>> START PASSAGE
This is a very important subject and common responsibility which we have to address — food security.


Another important issue which I was very pleased to take part in, together with His Royal Highness Crown Prince Felipe in Valencia, was that we together launched a United Nations support base in Valencia.  This is a very generous gift, contribution, of the Spanish people and Government for the work of the United Nations — how the United Nations can perform our work more efficiently and effectively to save lives around the world through connecting our mission people around the world.  This is state-of-the-art technology, communications facilities — very impressive, fantastic facilities which I, together with His Royal Highness, opened today.  And I thank you very much, in that regard.  I am doing two very important things which will make the United Nations’ work better and which will work more for humanity.
>> END PASSAGE
>> START EXCERPTED DATA
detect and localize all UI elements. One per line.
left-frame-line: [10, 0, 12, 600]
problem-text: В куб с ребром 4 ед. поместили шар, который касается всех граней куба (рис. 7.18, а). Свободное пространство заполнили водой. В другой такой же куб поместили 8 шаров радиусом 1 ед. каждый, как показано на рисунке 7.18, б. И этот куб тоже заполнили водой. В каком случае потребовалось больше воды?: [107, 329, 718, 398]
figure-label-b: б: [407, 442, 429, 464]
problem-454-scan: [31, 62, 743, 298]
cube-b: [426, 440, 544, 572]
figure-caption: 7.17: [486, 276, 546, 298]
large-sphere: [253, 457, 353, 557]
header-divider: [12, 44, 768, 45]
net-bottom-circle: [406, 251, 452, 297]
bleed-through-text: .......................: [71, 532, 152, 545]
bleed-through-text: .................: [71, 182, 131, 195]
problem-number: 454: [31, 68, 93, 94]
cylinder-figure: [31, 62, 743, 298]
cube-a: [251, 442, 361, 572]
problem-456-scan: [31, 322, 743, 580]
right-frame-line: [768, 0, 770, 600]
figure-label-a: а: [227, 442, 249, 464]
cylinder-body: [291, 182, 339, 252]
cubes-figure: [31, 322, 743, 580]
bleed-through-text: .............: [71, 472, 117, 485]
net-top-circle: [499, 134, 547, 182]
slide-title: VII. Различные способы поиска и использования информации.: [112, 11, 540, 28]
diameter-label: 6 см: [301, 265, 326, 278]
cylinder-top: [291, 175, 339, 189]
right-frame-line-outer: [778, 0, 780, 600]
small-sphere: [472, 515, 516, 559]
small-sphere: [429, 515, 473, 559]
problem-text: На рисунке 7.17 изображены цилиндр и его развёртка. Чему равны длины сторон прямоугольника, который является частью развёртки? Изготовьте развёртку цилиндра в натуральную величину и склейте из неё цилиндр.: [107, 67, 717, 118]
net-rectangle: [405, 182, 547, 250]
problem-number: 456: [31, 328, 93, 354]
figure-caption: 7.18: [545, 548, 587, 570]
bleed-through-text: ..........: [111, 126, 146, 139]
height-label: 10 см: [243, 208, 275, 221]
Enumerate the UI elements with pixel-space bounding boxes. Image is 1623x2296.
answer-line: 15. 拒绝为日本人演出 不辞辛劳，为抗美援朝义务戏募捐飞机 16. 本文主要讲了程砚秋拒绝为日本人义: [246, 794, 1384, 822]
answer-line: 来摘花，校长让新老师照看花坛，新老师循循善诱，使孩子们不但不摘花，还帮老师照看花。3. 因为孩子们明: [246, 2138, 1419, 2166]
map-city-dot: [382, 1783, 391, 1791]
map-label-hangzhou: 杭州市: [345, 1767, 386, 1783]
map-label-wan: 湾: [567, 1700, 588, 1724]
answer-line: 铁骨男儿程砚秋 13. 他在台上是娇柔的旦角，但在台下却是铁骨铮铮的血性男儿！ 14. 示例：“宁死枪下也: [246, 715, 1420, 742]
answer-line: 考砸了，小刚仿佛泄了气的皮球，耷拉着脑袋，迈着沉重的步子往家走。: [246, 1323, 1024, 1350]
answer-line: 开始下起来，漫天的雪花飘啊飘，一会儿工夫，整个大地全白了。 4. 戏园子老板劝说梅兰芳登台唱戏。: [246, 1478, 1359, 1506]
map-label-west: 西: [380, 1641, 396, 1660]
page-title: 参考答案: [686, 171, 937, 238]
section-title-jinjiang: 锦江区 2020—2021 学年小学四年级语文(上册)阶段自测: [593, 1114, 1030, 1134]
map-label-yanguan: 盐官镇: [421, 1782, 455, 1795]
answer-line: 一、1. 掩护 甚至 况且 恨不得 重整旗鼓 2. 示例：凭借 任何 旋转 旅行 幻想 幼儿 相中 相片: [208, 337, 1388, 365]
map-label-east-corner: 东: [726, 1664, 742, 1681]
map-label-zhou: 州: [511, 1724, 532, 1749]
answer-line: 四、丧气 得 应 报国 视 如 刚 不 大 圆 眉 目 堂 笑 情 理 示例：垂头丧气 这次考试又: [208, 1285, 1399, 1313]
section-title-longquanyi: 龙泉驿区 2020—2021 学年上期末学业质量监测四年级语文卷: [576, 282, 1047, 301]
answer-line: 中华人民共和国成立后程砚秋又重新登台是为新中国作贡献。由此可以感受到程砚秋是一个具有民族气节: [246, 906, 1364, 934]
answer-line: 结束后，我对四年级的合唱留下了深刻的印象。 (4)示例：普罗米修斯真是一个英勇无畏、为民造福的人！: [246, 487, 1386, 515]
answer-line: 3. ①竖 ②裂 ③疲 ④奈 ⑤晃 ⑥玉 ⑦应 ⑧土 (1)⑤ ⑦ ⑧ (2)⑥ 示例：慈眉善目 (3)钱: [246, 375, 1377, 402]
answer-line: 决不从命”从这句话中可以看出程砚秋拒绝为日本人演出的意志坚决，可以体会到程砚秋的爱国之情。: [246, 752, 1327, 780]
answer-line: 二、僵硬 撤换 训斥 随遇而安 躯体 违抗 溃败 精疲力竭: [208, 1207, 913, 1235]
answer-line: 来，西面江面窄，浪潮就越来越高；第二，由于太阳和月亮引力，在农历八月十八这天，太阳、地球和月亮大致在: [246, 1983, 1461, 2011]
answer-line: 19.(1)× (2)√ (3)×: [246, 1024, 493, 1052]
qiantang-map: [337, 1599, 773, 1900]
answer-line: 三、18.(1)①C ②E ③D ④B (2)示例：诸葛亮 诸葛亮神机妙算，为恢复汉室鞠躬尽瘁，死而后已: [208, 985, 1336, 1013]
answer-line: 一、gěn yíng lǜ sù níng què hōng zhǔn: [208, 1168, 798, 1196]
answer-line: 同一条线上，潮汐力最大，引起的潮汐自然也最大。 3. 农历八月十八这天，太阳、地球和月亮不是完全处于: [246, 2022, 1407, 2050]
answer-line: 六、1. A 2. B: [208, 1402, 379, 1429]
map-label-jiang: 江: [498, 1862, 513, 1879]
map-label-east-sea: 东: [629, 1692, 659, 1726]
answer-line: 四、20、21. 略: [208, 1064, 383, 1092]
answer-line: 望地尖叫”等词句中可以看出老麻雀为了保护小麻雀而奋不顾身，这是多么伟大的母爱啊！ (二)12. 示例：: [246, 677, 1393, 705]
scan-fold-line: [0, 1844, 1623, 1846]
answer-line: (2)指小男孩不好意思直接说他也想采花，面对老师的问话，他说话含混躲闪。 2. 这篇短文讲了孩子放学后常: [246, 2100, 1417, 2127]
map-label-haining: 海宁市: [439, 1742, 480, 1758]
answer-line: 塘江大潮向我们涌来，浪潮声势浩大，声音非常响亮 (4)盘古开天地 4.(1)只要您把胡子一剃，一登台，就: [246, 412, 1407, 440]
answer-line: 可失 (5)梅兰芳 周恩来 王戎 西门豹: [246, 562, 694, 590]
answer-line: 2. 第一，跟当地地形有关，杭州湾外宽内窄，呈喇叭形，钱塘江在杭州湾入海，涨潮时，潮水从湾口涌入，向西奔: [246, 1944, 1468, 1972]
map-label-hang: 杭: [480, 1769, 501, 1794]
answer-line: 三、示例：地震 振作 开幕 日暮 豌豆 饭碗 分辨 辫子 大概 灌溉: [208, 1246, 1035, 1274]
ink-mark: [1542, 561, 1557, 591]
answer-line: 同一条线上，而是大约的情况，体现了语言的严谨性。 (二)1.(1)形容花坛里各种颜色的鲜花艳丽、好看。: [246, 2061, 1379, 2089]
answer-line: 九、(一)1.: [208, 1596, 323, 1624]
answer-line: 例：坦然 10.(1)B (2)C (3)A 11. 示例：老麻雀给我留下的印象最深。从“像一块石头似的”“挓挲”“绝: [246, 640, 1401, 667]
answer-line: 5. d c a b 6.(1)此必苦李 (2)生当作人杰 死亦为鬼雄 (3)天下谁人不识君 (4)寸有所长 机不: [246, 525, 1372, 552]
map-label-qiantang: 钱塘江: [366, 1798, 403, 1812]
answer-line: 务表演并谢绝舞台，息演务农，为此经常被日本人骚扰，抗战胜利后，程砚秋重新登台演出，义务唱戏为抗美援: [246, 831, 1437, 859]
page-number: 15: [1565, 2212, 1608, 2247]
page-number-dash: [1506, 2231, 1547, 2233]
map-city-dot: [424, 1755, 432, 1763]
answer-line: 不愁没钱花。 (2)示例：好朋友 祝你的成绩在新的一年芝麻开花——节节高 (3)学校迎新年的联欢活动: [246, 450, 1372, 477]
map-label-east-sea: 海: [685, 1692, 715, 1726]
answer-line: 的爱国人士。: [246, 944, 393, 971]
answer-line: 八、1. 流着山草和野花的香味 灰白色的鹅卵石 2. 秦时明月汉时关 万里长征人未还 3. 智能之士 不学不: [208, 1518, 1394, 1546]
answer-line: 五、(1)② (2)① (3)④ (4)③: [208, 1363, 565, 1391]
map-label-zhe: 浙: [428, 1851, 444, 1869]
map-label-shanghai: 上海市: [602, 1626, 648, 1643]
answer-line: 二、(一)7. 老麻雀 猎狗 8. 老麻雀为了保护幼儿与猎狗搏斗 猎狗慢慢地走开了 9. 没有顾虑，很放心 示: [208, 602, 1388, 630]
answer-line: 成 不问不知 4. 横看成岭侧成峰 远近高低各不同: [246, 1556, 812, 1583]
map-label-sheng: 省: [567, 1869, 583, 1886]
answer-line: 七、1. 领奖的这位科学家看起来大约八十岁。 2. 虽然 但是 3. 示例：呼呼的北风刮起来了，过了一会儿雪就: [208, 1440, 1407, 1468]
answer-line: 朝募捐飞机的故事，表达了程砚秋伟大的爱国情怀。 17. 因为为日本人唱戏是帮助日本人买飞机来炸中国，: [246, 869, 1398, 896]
>> END EXCERPTED DATA
In the passage on food security and the United Nations support base in Valencia, retype the text from "Another important issue" up to and including "more for humanity.".

Another important issue which I was very pleased to take part in, together with His Royal Highness Crown Prince Felipe in Valencia, was that we together launched a United Nations support base in Valencia.  This is a very generous gift, contribution, of the Spanish people and Government for the work of the United Nations — how the United Nations can perform our work more efficiently and effectively to save lives around the world through connecting our mission people around the world.  This is state-of-the-art technology, communications facilities — very impressive, fantastic facilities which I, together with His Royal Highness, opened today.  And I thank you very much, in that regard.  I am doing two very important things which will make the United Nations’ work better and which will work more for humanity.